» **Directions for this task**:
Report the number of lines in these entries that contain "DEGs". Write only the number.

────────

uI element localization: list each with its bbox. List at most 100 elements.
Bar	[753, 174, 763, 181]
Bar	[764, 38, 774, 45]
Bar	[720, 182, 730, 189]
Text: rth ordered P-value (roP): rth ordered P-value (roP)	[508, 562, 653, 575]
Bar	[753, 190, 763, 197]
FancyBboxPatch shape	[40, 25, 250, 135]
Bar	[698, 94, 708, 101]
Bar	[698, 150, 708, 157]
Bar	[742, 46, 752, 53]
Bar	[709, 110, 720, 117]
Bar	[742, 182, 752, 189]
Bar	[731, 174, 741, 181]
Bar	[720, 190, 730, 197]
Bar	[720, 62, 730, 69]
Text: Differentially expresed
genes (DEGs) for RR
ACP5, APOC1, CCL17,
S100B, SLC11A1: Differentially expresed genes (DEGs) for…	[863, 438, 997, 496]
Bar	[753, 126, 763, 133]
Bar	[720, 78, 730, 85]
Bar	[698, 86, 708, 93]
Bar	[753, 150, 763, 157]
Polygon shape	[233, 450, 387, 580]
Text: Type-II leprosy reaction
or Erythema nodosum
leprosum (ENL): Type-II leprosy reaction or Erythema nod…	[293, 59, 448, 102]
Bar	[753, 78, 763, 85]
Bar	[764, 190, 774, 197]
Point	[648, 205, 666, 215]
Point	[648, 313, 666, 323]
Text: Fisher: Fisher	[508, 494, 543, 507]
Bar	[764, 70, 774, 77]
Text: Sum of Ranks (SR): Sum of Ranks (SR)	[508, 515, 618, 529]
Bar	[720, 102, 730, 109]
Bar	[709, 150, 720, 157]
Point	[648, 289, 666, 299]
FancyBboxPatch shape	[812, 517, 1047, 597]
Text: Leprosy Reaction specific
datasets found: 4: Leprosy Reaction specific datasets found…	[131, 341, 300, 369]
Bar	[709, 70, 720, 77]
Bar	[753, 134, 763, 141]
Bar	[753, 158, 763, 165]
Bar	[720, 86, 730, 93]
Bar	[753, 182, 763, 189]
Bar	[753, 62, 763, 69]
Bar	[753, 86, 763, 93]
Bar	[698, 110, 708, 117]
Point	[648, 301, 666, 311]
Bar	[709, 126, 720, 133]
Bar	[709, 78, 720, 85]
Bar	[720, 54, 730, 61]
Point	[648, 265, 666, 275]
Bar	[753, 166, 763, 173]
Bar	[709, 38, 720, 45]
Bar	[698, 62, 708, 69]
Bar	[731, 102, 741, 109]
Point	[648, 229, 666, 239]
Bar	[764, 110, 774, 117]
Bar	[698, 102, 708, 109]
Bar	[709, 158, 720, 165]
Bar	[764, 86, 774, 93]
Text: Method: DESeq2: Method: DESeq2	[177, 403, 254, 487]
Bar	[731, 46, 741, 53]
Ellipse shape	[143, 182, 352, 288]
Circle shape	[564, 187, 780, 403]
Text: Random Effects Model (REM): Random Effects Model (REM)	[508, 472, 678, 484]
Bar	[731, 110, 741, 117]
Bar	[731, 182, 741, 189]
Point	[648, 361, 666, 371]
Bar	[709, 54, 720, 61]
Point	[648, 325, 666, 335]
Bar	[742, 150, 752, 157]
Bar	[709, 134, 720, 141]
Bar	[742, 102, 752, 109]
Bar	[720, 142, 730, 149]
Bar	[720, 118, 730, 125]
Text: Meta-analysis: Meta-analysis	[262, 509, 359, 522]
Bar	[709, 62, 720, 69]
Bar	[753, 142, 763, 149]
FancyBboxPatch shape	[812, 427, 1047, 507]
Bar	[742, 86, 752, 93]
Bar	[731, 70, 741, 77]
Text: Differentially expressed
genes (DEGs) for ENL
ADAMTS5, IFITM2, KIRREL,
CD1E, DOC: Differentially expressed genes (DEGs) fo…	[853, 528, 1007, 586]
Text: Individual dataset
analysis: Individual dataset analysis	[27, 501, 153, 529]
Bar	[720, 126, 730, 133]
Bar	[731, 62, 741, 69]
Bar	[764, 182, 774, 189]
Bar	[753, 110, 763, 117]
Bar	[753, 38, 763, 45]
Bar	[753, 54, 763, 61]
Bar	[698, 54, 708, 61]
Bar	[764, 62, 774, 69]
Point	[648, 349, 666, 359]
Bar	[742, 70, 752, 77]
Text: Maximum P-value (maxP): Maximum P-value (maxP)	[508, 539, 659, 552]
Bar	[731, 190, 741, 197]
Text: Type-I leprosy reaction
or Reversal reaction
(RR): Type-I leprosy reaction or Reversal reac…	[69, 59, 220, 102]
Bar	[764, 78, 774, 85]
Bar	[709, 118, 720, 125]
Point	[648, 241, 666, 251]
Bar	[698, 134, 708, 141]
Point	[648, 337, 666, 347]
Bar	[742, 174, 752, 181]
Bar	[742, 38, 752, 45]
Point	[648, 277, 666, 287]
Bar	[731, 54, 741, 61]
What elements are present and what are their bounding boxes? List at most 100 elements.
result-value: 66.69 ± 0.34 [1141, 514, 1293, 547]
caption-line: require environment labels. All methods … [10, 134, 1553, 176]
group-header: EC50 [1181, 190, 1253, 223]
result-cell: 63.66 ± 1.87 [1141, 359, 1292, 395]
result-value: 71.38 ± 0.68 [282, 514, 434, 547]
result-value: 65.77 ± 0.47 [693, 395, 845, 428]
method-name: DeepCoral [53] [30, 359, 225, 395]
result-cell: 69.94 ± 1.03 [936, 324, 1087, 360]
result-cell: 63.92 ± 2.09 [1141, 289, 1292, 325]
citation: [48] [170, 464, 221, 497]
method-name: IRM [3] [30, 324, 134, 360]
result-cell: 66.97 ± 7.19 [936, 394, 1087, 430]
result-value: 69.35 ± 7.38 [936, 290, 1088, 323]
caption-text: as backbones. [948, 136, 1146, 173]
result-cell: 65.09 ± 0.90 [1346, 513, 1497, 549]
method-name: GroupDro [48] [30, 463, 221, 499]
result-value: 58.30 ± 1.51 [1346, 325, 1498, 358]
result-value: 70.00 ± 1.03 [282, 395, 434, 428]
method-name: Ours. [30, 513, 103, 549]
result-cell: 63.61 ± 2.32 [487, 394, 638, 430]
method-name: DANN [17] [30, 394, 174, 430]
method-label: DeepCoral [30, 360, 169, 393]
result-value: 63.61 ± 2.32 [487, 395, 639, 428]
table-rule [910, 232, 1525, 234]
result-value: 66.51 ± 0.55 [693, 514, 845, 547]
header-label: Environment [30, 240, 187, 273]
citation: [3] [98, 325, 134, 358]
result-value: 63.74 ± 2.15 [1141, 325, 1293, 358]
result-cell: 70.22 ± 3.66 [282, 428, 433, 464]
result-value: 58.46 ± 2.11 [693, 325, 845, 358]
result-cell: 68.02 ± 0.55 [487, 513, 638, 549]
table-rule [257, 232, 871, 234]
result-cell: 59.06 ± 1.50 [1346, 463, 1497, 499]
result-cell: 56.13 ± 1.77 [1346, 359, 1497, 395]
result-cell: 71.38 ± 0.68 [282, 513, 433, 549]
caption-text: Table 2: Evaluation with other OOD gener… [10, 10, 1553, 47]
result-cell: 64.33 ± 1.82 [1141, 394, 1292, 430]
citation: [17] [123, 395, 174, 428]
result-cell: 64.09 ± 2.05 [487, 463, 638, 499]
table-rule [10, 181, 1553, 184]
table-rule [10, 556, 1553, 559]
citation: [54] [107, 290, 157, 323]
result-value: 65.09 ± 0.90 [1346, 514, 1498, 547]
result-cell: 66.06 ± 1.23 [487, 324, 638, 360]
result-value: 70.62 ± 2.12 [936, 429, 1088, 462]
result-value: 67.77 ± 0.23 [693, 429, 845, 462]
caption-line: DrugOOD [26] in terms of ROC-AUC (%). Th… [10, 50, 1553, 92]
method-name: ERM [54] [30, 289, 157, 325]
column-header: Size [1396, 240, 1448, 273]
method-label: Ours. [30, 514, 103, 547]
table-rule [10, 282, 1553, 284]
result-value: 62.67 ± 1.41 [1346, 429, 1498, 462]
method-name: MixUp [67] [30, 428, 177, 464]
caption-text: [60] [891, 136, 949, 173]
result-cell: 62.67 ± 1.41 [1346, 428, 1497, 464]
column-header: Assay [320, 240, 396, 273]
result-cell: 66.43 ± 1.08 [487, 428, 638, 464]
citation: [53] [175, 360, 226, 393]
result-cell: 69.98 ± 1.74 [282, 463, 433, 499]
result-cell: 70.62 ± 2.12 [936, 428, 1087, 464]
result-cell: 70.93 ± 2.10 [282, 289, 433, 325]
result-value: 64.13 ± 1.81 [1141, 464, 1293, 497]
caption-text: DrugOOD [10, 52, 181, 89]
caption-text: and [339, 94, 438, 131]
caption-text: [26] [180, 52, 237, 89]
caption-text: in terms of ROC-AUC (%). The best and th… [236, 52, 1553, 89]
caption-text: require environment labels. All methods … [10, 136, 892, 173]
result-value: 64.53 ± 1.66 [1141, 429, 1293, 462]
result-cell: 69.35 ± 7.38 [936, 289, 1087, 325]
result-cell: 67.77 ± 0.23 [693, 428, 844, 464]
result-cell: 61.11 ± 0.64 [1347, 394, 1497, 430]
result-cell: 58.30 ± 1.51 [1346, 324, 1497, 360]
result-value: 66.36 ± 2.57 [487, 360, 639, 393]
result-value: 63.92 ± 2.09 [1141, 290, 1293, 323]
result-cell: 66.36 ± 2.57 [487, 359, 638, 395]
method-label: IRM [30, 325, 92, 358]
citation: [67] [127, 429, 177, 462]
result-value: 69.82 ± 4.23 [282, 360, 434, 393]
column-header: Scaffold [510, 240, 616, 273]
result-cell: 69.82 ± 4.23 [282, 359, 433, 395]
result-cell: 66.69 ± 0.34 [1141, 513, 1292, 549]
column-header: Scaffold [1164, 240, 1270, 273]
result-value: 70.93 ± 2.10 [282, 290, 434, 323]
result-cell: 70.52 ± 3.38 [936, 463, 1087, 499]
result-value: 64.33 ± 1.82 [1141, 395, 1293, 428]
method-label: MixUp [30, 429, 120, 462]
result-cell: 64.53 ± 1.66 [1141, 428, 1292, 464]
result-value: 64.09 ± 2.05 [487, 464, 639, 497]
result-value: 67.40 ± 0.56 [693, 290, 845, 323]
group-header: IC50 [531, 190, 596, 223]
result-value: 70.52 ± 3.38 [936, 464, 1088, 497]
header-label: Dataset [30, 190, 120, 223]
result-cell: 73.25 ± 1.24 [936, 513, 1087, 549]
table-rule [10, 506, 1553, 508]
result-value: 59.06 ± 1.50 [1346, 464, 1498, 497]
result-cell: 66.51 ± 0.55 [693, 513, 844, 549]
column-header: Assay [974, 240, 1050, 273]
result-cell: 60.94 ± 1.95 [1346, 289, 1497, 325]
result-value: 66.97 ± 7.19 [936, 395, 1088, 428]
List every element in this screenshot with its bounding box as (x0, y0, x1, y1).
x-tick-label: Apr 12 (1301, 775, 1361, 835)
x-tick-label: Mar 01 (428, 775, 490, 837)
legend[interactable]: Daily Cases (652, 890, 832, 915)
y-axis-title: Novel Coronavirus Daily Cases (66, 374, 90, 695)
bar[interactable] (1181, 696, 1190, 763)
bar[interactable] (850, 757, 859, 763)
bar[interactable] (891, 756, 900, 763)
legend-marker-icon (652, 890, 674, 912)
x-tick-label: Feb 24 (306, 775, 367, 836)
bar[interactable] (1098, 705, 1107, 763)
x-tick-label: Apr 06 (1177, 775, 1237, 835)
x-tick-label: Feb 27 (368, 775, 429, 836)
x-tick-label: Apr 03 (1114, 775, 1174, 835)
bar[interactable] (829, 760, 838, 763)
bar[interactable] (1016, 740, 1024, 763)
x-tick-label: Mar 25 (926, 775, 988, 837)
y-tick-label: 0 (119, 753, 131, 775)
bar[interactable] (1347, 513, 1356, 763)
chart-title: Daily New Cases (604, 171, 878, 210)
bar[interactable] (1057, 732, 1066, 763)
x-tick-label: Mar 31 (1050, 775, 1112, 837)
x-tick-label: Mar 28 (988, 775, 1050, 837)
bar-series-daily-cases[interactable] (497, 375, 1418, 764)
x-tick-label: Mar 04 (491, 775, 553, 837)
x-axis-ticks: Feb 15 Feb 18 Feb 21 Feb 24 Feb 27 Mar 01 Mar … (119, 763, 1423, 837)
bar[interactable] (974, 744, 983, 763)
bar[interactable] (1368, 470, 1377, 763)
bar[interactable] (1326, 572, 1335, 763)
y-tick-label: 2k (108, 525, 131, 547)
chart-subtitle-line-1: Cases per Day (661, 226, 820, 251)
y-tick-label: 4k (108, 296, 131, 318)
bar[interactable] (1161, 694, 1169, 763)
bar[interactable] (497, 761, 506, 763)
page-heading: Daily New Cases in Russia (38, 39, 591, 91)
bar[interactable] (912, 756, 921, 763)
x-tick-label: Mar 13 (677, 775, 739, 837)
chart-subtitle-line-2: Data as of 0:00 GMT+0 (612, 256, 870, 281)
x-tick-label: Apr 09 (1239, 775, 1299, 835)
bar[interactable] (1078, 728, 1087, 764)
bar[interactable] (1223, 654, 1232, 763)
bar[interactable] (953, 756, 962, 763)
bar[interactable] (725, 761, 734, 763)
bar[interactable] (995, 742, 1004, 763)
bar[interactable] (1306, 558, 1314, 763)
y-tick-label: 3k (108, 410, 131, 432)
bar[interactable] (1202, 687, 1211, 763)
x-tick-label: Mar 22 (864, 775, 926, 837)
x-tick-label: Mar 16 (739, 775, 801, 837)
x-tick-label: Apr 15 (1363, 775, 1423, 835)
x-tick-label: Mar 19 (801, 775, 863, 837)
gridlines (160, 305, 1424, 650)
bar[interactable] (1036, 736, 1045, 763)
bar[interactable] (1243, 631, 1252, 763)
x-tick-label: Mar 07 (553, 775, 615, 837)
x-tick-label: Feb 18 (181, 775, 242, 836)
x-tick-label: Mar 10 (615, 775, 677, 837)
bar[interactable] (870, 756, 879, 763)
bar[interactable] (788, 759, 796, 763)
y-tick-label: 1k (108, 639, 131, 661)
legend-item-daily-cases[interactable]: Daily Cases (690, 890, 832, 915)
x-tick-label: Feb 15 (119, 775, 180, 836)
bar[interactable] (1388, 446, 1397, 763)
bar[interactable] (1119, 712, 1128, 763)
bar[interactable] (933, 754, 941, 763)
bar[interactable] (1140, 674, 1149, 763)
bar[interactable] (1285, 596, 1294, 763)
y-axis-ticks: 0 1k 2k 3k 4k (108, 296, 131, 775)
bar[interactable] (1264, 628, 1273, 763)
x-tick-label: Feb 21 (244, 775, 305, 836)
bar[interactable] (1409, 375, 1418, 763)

────────

» **Answer area**:
4